Dataset excerpt:
▶

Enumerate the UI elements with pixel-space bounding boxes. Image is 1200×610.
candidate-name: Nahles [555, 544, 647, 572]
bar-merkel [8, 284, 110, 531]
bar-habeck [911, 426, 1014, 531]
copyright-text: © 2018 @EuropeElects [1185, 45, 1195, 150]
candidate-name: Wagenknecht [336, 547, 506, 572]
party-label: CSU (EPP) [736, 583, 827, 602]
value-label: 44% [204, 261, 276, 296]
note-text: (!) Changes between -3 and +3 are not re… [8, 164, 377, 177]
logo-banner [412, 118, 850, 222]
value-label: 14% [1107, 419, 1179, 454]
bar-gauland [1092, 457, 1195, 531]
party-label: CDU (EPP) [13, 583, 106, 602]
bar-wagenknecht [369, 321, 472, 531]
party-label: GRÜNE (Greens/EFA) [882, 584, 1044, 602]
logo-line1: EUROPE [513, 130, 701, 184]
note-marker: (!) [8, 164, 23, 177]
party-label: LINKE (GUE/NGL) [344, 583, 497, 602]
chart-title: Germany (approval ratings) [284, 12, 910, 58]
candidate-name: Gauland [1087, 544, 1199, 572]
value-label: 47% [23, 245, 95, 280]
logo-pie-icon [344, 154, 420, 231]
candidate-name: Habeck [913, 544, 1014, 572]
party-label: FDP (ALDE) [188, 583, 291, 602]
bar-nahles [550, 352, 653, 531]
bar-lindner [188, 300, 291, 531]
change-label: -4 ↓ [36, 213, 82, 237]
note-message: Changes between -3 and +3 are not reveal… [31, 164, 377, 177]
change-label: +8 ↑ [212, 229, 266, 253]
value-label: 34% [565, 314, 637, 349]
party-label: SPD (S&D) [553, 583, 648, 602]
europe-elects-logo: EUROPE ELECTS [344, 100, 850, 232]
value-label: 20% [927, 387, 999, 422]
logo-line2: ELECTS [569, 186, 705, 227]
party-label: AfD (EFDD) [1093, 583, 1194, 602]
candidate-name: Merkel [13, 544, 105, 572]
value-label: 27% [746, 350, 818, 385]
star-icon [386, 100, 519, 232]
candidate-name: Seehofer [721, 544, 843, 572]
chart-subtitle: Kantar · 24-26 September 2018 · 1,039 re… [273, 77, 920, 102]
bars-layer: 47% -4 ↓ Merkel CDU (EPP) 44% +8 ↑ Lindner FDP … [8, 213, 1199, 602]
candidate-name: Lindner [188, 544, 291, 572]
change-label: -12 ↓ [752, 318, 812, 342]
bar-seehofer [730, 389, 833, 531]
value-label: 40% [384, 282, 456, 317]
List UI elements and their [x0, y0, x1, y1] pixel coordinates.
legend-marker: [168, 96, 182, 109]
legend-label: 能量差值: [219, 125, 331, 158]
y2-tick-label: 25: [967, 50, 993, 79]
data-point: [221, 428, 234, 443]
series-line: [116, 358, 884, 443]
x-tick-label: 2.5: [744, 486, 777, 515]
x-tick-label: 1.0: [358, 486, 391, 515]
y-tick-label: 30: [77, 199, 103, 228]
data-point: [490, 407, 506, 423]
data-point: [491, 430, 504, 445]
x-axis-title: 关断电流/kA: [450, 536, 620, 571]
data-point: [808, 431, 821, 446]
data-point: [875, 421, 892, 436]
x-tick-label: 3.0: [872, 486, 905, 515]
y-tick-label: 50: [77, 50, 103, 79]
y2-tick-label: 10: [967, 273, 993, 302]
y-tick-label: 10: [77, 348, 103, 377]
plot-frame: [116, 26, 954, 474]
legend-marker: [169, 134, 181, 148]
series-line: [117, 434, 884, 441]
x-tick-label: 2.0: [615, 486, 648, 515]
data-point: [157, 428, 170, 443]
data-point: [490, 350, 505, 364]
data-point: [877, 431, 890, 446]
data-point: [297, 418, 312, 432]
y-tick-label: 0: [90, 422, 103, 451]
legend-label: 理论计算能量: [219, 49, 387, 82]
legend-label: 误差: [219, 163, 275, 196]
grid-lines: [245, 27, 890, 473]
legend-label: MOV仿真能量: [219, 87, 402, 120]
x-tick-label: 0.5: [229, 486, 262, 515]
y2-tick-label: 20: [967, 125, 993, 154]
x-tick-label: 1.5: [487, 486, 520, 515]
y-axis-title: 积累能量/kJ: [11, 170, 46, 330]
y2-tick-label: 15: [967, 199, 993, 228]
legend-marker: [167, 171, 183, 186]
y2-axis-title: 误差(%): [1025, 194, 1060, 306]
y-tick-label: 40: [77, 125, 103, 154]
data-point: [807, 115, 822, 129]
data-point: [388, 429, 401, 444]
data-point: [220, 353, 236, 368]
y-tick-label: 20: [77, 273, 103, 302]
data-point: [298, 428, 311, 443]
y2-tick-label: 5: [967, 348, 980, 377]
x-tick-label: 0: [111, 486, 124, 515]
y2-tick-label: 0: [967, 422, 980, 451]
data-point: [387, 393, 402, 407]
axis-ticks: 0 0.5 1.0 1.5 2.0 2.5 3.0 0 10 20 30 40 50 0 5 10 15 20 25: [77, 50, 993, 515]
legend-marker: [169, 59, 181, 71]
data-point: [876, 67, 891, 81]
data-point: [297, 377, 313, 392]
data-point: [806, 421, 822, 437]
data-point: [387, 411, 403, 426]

◀

### Given exercise
Please rewrite the part of the items that opens with the first line and closes with the line containing "value-label: 47% [23, 245, 95, 280]", swapping "approval ratings" for "favorability ratings" and keeping everything else the same. Return only those lines.

### Exercise result
Enumerate the UI elements with pixel-space bounding boxes. Image is 1200×610.
candidate-name: Nahles [555, 544, 647, 572]
bar-merkel [8, 284, 110, 531]
bar-habeck [911, 426, 1014, 531]
copyright-text: © 2018 @EuropeElects [1185, 45, 1195, 150]
candidate-name: Wagenknecht [336, 547, 506, 572]
party-label: CSU (EPP) [736, 583, 827, 602]
value-label: 44% [204, 261, 276, 296]
note-text: (!) Changes between -3 and +3 are not re… [8, 164, 377, 177]
logo-banner [412, 118, 850, 222]
value-label: 14% [1107, 419, 1179, 454]
bar-gauland [1092, 457, 1195, 531]
party-label: CDU (EPP) [13, 583, 106, 602]
bar-wagenknecht [369, 321, 472, 531]
party-label: GRÜNE (Greens/EFA) [882, 584, 1044, 602]
logo-line1: EUROPE [513, 130, 701, 184]
note-marker: (!) [8, 164, 23, 177]
party-label: LINKE (GUE/NGL) [344, 583, 497, 602]
chart-title: Germany (favorability ratings) [284, 12, 910, 58]
candidate-name: Gauland [1087, 544, 1199, 572]
value-label: 47% [23, 245, 95, 280]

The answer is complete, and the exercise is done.